Data excerpts
☆ ☆ ☆ ☆

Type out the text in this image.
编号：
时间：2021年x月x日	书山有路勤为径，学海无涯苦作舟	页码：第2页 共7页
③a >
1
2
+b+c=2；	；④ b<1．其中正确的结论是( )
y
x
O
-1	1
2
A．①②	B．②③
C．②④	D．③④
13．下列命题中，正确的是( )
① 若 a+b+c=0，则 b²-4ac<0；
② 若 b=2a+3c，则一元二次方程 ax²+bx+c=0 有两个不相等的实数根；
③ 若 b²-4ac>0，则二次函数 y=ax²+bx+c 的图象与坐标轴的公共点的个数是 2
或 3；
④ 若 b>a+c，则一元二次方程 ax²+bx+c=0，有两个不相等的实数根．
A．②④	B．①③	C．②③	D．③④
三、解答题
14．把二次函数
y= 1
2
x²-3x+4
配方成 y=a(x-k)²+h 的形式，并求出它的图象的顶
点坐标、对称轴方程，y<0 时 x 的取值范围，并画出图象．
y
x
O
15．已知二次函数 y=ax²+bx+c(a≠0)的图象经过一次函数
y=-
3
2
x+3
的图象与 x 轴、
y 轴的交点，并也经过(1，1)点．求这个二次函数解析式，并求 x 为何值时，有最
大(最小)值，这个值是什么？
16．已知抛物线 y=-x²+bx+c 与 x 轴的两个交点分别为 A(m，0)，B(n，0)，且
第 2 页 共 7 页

☆ ☆ ☆ ☆

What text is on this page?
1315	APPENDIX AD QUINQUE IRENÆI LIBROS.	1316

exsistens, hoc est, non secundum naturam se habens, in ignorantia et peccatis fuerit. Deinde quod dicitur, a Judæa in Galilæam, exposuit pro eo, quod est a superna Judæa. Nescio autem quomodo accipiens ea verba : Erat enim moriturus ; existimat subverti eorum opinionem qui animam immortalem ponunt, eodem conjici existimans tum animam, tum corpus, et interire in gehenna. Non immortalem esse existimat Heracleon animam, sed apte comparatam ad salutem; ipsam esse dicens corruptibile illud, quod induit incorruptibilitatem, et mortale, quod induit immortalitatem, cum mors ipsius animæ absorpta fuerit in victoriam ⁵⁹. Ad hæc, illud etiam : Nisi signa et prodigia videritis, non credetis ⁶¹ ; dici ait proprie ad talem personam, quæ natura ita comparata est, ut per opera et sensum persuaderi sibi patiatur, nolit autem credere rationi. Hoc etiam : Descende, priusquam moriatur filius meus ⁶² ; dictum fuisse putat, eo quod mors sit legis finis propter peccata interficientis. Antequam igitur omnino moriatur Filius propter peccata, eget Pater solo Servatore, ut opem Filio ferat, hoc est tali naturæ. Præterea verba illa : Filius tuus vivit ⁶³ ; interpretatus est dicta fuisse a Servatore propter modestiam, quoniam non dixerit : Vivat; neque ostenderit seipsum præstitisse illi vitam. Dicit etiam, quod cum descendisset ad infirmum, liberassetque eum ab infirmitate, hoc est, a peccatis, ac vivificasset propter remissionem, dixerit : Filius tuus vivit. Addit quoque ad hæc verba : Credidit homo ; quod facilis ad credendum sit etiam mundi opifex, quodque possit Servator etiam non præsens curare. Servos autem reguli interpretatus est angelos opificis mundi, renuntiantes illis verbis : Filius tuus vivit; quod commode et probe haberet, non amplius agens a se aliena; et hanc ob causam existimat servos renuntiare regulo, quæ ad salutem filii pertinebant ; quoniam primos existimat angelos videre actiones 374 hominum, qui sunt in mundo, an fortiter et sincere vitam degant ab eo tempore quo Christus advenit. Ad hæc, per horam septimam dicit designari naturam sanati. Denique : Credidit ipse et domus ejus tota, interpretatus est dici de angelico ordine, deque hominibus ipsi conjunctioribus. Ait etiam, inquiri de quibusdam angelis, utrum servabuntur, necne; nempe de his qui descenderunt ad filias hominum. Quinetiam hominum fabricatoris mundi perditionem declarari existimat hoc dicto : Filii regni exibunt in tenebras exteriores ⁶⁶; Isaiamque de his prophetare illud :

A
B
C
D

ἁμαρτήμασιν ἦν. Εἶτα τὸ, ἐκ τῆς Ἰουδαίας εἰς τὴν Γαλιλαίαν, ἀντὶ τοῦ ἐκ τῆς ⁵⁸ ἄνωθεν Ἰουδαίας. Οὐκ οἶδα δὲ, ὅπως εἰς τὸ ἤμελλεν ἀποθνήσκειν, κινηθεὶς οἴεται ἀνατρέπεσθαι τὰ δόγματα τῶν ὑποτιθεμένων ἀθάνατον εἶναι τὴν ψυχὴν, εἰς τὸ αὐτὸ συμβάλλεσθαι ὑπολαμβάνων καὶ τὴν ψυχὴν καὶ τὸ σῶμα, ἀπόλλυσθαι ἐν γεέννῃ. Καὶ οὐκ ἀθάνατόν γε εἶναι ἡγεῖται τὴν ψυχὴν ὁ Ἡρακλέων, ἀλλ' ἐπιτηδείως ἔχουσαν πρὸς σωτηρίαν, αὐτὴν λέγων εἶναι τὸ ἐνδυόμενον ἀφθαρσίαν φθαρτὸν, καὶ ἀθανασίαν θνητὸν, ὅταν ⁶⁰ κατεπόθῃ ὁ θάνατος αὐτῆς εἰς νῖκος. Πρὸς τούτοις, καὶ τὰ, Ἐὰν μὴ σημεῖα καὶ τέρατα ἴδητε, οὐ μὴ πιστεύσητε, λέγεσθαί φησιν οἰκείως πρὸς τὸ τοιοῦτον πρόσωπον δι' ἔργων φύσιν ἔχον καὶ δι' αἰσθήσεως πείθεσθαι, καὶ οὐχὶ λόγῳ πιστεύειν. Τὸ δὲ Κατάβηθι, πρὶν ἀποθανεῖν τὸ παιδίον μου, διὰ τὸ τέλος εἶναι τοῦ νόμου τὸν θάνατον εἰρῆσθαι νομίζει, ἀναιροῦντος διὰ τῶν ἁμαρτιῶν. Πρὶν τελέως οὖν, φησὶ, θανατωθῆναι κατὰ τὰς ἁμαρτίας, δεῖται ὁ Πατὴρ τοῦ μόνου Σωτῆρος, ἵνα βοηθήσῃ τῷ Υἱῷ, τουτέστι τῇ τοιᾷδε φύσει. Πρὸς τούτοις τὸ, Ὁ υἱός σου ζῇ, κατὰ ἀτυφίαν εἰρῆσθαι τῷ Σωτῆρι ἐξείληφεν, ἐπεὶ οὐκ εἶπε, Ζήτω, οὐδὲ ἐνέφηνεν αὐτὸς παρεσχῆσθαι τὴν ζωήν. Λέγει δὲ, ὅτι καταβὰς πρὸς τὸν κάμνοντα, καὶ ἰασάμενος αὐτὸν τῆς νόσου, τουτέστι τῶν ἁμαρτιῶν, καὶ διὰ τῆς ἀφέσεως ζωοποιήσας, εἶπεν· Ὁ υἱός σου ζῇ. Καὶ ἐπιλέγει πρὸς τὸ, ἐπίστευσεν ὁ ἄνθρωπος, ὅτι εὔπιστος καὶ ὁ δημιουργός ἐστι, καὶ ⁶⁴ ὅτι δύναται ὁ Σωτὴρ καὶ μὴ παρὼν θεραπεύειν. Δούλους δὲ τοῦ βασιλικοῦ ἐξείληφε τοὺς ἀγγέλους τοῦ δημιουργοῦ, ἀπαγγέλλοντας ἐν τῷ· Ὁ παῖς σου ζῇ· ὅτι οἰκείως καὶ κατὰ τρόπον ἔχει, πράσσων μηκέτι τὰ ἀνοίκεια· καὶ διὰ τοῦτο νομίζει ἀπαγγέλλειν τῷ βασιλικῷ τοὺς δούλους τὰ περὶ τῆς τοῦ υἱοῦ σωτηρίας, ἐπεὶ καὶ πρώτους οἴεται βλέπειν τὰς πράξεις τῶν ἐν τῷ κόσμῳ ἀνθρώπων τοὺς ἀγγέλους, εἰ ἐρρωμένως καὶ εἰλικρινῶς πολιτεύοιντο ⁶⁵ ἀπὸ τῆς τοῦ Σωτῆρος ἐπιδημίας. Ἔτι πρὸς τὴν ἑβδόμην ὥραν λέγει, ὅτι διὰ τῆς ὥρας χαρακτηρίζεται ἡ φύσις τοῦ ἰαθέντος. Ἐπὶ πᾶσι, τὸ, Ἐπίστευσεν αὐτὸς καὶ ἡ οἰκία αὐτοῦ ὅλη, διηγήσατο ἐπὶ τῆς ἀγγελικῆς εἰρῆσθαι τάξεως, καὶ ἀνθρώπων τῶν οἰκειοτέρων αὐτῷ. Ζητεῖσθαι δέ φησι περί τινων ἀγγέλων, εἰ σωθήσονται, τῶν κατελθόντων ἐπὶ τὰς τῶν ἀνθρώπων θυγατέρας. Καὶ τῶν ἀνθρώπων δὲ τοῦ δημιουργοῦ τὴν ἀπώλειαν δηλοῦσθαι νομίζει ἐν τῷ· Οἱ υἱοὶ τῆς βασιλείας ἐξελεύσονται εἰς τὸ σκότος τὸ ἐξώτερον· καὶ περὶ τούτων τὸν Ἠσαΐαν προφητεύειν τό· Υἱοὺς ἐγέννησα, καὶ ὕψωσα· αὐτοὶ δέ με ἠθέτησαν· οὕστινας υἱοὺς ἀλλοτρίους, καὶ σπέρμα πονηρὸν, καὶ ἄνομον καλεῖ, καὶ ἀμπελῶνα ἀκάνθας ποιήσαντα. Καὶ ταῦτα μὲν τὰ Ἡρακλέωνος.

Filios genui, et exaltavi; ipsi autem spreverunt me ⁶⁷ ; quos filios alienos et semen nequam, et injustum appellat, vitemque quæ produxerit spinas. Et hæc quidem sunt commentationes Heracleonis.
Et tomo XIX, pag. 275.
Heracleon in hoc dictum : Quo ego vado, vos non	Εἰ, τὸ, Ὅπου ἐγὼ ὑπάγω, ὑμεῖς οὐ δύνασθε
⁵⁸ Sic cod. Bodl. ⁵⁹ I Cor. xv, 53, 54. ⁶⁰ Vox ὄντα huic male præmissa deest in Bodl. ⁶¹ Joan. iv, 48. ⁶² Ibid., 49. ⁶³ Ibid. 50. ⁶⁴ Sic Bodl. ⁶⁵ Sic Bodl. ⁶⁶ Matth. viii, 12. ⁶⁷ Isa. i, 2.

☆ ☆ ☆ ☆

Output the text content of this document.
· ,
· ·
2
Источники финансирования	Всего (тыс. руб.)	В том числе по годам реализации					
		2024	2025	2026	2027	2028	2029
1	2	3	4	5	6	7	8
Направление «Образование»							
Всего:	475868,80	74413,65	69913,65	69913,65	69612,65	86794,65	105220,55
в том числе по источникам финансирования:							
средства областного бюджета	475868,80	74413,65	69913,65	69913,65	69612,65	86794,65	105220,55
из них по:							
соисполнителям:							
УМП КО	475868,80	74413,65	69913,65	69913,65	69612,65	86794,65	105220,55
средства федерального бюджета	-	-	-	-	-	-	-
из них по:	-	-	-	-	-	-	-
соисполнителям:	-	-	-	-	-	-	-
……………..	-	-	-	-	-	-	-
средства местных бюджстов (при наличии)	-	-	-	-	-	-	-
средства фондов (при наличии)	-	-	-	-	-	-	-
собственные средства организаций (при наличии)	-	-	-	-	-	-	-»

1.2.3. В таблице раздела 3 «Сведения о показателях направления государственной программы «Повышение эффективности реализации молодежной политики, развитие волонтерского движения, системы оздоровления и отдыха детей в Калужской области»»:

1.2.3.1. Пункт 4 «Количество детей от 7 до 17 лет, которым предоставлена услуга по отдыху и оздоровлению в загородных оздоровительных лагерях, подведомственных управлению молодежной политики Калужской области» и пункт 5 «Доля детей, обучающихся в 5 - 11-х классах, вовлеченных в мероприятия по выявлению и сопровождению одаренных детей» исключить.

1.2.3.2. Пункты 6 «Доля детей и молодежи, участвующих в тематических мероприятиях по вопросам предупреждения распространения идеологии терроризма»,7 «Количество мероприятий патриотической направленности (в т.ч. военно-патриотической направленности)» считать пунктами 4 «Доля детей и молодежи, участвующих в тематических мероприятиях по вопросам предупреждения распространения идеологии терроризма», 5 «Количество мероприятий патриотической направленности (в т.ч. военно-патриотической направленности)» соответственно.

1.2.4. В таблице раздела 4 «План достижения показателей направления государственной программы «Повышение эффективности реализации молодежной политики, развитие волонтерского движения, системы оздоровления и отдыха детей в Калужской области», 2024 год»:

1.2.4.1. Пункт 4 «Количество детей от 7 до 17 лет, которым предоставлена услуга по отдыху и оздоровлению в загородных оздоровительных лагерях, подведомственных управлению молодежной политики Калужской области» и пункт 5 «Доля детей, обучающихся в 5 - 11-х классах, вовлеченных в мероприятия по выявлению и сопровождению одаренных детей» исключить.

☆ ☆ ☆ ☆

## WHAT YOU ARE ASKED TO DO
Reply with the number of lines in the preceding entries that contain "одаренных", and no other words.

## TASK OUTPUT
2